*Prompt a*
Reproduce the boxing commentary word for word, from "It's not crazy" up to and including "below. Your call.".

*Passage provided*
Weekend Afterthoughts On Danny Garcia’s Performance, Officials’ Performances, More


It's not crazy to think a boxing match could be fixed, that someone took a dive. It's just that sometimes, there's a viable explanation. Like, a boxer gets hit on the temple — a historical knockout button — by a heavyweight with not only a reputation for big knockout power, but evident knockout power that anyone who's watched boxing for very long can detect as authentic.  In this case, the knockout victim is Malik Scott, who still loves us insipid bitches, at least. What's more, Corey Erdman of SIRIUS/XM told me Tuesday on-air that Scott had suffered damage to his eardrums during sparring with Tyson Fury even before his questionable KO loss to Dereck Chisora, so maybe he's not been the same since.

Or you can think it was a dive on the level of this Vine below. Your call.

*Layout coordinate data*
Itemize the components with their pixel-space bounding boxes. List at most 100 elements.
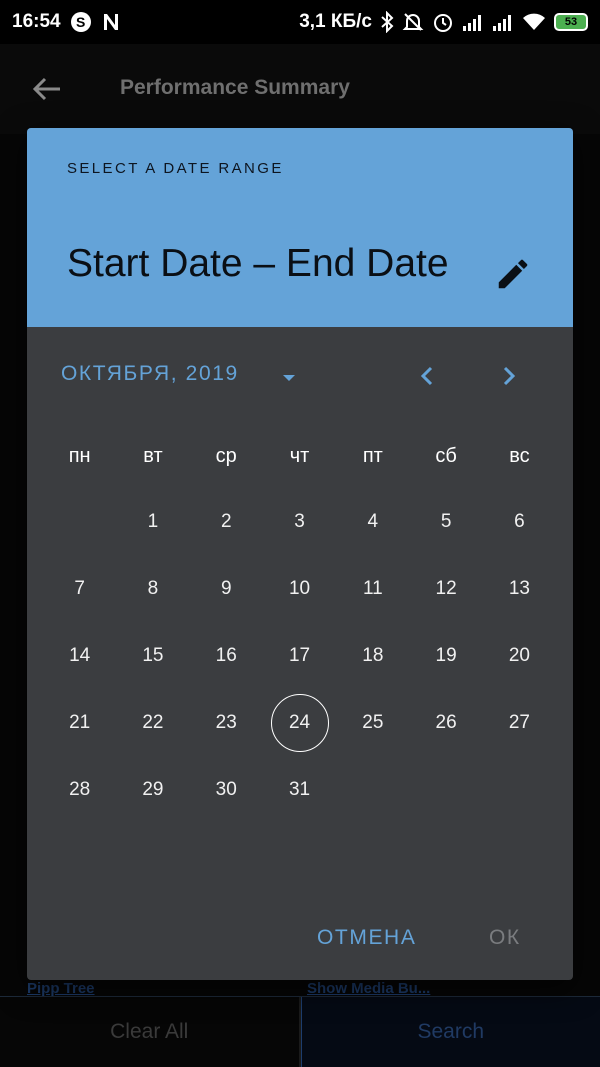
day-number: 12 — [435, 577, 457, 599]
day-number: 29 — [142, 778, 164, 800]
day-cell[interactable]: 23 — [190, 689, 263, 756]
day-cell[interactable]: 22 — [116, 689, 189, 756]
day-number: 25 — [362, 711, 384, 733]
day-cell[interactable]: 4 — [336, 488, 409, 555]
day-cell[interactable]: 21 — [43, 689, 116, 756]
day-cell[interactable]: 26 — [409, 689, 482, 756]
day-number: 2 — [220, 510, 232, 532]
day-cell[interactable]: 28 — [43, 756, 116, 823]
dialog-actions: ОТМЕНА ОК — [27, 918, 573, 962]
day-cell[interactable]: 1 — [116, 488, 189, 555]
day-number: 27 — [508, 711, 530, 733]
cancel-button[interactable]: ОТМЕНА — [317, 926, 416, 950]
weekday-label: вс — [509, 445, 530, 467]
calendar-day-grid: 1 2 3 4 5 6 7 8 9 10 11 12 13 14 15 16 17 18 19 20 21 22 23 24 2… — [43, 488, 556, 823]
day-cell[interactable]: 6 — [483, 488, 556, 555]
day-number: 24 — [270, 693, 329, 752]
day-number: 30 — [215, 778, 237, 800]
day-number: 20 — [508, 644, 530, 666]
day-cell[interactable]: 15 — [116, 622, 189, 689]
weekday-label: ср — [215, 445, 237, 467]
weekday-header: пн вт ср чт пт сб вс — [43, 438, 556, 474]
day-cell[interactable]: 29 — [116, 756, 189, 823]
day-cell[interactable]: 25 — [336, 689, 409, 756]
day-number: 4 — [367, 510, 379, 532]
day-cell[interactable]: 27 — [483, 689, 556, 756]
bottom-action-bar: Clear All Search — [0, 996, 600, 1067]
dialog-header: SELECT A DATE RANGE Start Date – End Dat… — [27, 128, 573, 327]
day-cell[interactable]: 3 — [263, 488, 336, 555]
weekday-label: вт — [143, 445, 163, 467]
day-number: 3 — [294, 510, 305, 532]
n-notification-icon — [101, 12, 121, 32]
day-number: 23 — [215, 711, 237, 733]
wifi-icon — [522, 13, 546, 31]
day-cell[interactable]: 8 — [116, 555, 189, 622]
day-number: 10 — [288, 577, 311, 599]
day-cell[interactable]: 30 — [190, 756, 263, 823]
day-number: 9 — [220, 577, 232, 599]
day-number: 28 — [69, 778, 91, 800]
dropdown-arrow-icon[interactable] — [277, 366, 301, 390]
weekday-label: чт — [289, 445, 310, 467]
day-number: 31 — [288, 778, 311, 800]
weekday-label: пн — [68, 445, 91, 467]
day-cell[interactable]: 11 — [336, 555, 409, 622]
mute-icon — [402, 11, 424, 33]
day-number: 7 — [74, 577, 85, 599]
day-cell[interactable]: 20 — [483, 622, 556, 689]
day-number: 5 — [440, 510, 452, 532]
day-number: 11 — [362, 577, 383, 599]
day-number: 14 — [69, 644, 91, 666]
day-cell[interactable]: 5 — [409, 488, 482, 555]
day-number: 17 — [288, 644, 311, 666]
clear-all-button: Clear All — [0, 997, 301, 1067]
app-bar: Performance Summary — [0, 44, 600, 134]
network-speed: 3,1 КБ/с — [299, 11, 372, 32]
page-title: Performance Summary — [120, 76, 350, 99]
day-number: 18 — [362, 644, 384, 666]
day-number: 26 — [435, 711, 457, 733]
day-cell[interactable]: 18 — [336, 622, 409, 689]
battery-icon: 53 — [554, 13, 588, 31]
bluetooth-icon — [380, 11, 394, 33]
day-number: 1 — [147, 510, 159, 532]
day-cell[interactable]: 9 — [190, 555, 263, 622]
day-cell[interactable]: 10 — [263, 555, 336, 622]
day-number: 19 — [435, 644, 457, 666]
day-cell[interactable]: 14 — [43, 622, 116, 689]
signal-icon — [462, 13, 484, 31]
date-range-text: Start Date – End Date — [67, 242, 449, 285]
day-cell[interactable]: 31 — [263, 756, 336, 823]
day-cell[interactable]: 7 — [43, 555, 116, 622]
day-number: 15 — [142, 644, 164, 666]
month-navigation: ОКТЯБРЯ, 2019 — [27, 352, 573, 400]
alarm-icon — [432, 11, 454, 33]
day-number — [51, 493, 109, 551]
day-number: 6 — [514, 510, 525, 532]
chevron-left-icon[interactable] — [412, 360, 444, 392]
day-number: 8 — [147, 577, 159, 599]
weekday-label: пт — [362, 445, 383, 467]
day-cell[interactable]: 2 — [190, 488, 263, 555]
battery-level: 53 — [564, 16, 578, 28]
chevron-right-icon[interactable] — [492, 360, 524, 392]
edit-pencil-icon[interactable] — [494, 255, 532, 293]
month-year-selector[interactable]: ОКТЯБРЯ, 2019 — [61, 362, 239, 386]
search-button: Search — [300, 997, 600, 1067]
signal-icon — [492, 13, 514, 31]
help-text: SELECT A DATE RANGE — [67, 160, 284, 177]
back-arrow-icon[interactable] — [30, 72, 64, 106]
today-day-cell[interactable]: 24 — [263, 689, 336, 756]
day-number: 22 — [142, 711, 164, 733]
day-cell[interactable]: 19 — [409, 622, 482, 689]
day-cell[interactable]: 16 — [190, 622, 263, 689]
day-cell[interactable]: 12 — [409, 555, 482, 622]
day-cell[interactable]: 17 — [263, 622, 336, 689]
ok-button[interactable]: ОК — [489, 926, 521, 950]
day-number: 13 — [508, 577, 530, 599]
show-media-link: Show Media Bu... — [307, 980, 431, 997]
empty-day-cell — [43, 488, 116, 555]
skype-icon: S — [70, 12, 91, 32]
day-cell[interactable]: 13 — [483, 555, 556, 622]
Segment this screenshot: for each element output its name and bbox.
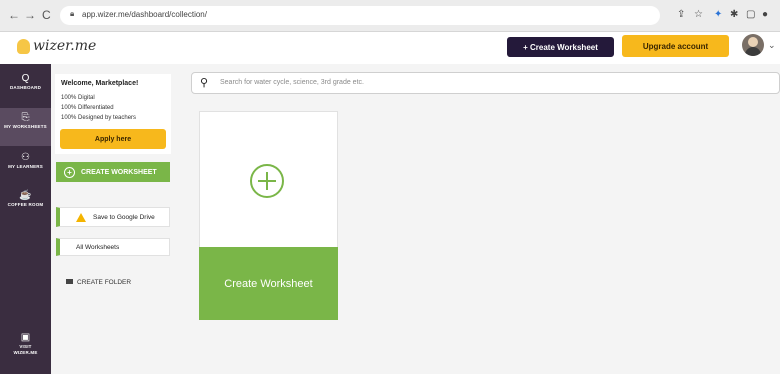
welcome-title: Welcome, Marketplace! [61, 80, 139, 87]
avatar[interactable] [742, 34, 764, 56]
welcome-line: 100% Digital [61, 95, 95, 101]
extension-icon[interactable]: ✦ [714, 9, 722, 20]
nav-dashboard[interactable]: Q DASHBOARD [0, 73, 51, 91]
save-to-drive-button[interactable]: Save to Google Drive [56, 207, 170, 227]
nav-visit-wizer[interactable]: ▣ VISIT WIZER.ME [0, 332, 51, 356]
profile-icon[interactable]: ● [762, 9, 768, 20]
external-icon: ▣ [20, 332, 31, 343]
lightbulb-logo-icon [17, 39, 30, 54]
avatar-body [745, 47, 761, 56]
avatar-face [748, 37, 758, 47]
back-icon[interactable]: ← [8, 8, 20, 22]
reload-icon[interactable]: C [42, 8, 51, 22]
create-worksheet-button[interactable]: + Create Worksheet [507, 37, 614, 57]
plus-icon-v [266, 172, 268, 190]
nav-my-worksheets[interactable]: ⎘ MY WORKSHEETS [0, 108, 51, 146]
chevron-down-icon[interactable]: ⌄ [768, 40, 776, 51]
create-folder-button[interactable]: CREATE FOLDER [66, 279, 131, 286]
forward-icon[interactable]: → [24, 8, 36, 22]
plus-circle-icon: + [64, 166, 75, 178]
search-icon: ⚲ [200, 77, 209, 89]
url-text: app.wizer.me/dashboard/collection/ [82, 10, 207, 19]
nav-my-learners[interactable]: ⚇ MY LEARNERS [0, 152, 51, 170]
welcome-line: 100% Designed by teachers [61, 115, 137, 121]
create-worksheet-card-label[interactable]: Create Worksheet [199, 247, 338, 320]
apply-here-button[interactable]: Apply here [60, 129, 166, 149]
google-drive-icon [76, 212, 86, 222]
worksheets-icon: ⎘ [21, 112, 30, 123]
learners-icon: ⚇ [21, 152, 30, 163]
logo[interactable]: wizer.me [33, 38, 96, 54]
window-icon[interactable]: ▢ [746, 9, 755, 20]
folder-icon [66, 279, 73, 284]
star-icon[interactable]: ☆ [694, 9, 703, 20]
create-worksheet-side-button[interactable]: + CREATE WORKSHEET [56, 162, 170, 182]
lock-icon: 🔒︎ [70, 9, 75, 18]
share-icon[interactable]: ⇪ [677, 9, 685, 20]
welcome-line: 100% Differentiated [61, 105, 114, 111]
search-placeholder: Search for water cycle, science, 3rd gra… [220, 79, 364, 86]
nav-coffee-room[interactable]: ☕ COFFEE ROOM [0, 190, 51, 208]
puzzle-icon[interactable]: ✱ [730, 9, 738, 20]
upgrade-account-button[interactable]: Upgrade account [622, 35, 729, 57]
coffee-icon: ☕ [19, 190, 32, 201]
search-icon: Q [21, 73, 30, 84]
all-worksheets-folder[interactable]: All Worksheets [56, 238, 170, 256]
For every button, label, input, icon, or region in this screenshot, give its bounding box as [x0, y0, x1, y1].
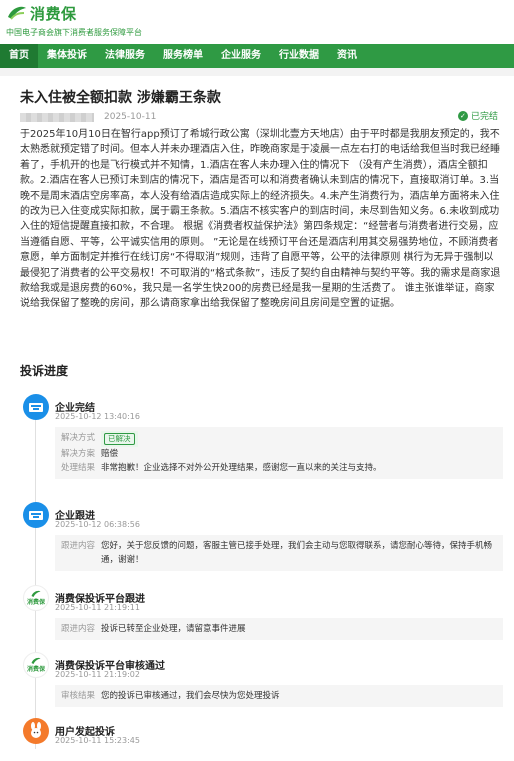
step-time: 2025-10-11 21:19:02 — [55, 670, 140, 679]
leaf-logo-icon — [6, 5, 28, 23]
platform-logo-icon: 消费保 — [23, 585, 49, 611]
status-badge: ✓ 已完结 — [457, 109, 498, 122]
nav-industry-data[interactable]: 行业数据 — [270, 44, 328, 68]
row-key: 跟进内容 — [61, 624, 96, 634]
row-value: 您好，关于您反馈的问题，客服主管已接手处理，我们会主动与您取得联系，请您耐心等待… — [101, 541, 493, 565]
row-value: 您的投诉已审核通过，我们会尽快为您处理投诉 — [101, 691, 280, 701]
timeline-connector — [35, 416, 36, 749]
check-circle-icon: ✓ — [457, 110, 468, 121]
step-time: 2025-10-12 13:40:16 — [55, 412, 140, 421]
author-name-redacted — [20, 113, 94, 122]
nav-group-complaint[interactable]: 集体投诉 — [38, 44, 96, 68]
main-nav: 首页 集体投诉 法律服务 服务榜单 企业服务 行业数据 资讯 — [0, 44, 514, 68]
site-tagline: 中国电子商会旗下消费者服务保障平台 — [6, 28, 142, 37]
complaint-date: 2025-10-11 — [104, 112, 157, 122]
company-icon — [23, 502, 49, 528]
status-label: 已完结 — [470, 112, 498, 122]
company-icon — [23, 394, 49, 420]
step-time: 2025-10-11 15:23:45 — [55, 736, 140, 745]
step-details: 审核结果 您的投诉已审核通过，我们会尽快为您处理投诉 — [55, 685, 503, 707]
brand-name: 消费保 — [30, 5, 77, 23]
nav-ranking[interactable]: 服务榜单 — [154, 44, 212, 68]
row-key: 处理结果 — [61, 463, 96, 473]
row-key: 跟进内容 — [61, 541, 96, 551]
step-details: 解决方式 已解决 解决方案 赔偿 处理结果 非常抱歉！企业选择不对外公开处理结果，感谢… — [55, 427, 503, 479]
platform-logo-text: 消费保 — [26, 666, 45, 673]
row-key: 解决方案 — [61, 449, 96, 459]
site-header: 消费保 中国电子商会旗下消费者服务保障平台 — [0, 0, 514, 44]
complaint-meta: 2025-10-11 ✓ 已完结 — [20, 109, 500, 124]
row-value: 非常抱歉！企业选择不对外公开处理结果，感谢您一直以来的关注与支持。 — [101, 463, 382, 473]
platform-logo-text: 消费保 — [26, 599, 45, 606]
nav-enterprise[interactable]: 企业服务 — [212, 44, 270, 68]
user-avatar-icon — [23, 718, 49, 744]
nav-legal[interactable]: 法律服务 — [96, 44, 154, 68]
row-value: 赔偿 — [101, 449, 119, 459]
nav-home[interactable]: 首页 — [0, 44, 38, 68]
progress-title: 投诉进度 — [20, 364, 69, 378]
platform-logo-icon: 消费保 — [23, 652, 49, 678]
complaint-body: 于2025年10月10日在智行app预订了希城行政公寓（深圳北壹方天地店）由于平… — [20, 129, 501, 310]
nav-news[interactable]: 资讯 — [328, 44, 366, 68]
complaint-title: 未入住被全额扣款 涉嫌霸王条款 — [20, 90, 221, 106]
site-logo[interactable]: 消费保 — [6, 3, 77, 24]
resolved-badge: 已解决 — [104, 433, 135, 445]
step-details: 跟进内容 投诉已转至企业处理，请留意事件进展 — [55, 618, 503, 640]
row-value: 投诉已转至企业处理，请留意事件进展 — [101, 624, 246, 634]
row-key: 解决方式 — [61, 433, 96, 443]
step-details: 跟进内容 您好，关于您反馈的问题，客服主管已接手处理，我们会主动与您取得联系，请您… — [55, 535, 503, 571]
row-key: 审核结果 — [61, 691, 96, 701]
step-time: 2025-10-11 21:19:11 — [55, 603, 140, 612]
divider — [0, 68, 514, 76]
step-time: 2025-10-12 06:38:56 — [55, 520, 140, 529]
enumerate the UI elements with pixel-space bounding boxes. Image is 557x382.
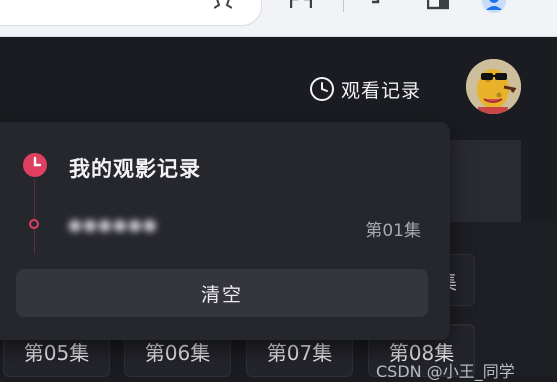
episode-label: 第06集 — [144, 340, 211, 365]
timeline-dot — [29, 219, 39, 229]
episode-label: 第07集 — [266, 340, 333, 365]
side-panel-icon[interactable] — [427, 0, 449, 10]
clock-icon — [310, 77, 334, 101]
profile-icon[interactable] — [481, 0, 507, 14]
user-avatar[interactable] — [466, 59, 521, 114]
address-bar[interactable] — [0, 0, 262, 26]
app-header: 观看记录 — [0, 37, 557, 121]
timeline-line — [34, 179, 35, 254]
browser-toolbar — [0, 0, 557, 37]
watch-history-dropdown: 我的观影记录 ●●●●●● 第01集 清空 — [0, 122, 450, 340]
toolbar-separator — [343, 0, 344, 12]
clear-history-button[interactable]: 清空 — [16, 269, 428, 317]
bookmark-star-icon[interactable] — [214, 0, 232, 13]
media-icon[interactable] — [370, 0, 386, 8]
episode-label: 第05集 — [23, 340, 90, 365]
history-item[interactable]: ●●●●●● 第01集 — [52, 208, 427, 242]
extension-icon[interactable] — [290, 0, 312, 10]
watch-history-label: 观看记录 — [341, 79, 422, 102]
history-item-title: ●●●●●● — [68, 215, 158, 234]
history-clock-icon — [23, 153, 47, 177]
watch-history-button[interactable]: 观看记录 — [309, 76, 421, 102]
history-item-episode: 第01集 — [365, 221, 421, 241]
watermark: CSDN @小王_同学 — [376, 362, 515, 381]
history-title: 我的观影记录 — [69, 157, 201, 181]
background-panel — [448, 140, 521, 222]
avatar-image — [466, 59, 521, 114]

*Prompt b*
Format the layout coordinate entries from the line with "episode-label: 第06集 — [144, 340, 211, 365]" up to and including the line with "app-header: 观看记录 — [0, 37, 557, 121]" as a Markdown table with the columns No. and Line, leaving out blank lines.

*Answer a*
It's not crazy to think a boxing match could be fixed, that someone took a dive. It's just that sometimes, there's a viable explanation. Like, a boxer gets hit on the temple — a historical knockout button — by a heavyweight with not only a reputation for big knockout power, but evident knockout power that anyone who's watched boxing for very long can detect as authentic.  In this case, the knockout victim is Malik Scott, who still loves us insipid bitches, at least. What's more, Corey Erdman of SIRIUS/XM told me Tuesday on-air that Scott had suffered damage to his eardrums during sparring with Tyson Fury even before his questionable KO loss to Dereck Chisora, so maybe he's not been the same since.

Or you can think it was a dive on the level of this Vine below. Your call.

*Answer b*
| No. | Line |
|---|---|
| 1 | episode-label: 第06集 — [144, 340, 211, 365] |
| 2 | timeline-dot — [29, 219, 39, 229] |
| 3 | episode-label: 第07集 — [266, 340, 333, 365] |
| 4 | side-panel-icon[interactable] — [427, 0, 449, 10] |
| 5 | clock-icon — [310, 77, 334, 101] |
| 6 | profile-icon[interactable] — [481, 0, 507, 14] |
| 7 | user-avatar[interactable] — [466, 59, 521, 114] |
| 8 | address-bar[interactable] — [0, 0, 262, 26] |
| 9 | app-header: 观看记录 — [0, 37, 557, 121] |